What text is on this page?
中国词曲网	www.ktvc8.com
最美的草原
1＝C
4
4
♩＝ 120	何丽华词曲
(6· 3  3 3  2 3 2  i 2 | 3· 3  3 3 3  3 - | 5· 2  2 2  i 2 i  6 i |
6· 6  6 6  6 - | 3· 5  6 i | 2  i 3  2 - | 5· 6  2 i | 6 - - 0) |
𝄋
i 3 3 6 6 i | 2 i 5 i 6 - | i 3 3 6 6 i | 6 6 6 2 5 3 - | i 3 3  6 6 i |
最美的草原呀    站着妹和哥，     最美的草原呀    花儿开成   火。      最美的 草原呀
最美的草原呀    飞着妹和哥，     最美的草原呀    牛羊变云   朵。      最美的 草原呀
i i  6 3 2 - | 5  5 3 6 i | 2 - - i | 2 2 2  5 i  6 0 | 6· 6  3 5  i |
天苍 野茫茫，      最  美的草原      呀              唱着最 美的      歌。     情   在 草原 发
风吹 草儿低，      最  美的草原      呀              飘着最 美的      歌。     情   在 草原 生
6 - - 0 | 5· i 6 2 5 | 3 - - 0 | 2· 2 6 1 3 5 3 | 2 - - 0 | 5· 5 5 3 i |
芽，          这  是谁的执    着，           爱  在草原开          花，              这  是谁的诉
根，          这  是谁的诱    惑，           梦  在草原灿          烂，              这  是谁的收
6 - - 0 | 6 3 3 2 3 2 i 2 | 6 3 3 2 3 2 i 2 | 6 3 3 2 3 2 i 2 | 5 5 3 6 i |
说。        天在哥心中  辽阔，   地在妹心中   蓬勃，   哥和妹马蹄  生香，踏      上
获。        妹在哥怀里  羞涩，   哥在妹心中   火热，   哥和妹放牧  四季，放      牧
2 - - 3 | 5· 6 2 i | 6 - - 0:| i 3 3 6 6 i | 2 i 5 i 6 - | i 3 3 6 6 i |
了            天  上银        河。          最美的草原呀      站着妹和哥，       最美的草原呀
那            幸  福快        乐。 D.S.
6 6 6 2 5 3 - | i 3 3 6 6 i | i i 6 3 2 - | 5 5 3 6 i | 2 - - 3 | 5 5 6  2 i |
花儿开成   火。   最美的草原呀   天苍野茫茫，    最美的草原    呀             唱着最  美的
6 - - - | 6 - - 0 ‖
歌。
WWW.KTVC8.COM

+-------+

> _The request_: List every line above containing the word "站着妹和哥".

> _Response to this task_:
最美的草原呀    站着妹和哥，     最美的草原呀    花儿开成   火。      最美的 草原呀
了            天  上银        河。          最美的草原呀      站着妹和哥，       最美的草原呀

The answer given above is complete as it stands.